— start Task material —

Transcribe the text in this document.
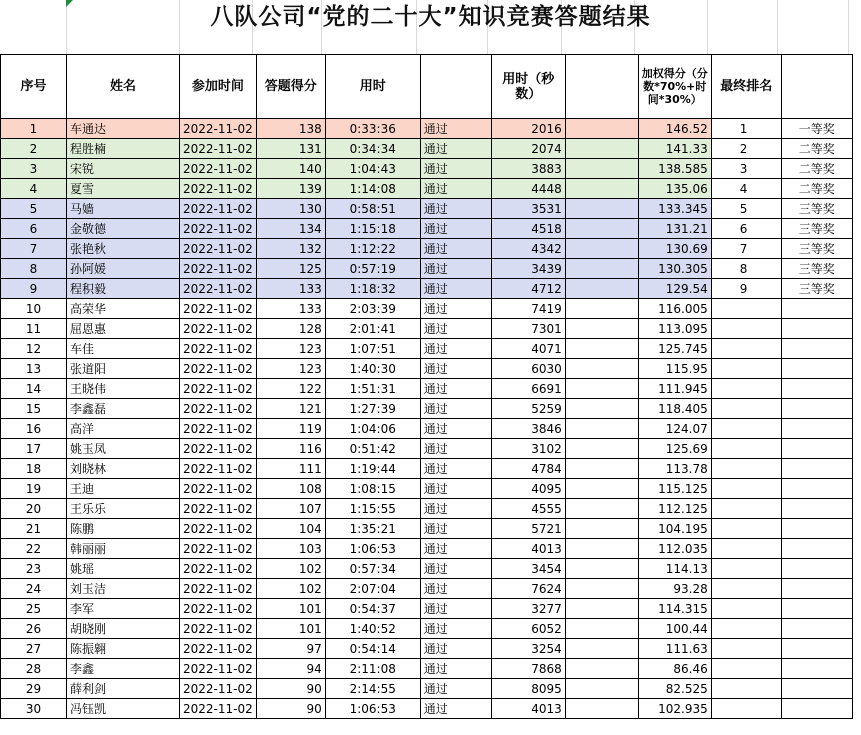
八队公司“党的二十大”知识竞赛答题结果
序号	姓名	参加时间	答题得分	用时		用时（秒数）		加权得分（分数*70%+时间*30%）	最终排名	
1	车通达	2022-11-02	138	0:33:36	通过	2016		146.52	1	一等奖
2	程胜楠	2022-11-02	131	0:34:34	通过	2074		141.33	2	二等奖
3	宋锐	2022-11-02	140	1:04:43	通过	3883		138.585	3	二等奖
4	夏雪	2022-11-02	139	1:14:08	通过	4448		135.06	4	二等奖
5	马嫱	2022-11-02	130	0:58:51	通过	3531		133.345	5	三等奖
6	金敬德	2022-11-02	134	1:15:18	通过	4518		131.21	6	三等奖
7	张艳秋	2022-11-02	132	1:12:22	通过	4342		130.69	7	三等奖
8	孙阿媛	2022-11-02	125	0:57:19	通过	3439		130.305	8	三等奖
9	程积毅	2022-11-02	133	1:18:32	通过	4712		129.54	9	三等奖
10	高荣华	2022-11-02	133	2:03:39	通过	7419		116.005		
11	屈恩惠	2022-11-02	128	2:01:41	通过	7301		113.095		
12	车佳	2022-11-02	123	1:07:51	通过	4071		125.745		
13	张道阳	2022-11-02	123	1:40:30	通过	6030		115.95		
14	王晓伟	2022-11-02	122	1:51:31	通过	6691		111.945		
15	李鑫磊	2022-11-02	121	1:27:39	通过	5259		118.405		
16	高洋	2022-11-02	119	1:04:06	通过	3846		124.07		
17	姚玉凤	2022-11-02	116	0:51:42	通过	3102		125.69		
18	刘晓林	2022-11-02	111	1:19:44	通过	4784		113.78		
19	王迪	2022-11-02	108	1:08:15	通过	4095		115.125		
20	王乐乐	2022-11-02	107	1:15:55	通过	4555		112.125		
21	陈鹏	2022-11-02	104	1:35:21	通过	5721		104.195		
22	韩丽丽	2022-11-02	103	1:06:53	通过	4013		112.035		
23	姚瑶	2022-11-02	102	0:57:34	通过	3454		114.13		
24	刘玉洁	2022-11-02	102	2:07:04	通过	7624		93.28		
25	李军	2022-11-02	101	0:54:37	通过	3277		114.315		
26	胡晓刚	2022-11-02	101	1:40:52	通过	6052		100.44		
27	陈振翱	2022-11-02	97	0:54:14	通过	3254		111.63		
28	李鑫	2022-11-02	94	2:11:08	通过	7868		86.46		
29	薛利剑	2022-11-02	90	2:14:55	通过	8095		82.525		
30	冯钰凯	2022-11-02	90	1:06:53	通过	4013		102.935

— end Task material —
— start Task material —

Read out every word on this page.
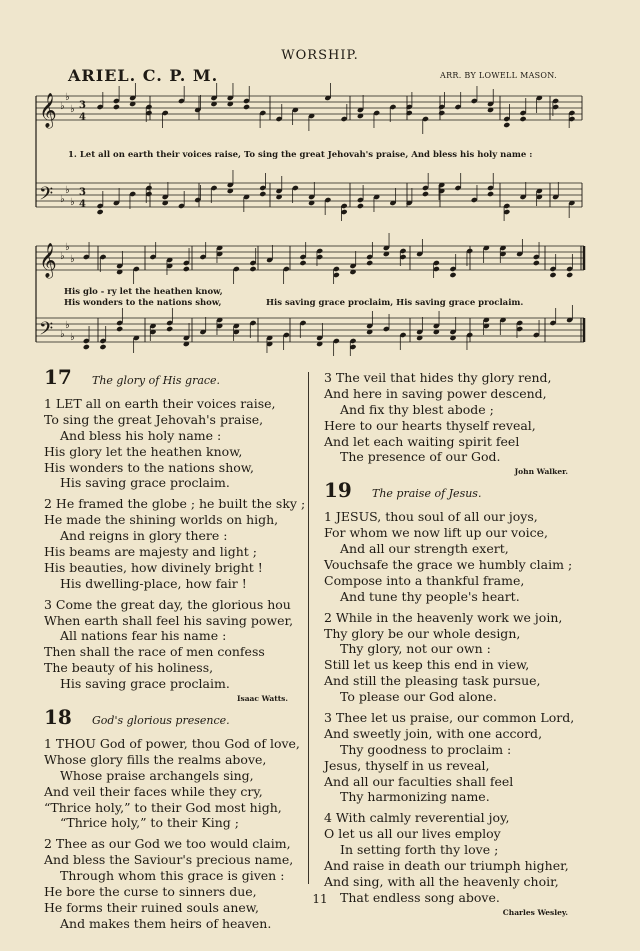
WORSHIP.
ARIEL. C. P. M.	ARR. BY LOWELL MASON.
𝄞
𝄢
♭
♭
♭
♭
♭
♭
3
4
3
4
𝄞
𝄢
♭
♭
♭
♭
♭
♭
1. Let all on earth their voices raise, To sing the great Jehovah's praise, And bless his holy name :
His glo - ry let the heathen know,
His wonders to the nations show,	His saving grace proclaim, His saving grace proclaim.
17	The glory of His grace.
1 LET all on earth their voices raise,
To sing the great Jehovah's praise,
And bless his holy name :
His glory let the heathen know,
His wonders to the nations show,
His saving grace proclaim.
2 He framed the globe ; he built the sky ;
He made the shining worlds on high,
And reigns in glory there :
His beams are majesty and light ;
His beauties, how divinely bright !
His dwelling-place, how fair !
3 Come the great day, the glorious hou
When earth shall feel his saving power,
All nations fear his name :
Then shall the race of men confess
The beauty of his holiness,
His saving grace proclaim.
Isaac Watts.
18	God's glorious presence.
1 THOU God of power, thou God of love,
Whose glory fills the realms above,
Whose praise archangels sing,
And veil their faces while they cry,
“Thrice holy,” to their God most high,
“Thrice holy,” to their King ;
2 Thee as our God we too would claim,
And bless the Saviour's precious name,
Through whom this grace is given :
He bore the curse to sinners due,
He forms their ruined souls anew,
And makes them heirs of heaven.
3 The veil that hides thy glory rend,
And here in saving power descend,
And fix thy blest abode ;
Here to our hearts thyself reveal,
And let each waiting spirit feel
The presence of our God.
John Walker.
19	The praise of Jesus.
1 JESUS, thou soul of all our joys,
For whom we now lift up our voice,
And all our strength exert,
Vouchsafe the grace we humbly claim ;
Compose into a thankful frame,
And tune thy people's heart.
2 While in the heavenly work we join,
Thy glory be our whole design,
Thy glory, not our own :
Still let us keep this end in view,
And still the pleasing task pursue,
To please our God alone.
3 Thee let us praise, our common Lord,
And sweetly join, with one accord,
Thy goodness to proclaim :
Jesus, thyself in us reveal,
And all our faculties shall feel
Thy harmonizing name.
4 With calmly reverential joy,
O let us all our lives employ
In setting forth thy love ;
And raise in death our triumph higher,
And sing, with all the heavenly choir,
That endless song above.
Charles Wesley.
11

— end Task material —

**Given instruction:**
Single out each line of the records above with the string "voices" in it, and copy it.

**Answer to the problem:**
1. Let all on earth their voices raise, To sing the great Jehovah's praise, And bless his holy name :
1 LET all on earth their voices raise,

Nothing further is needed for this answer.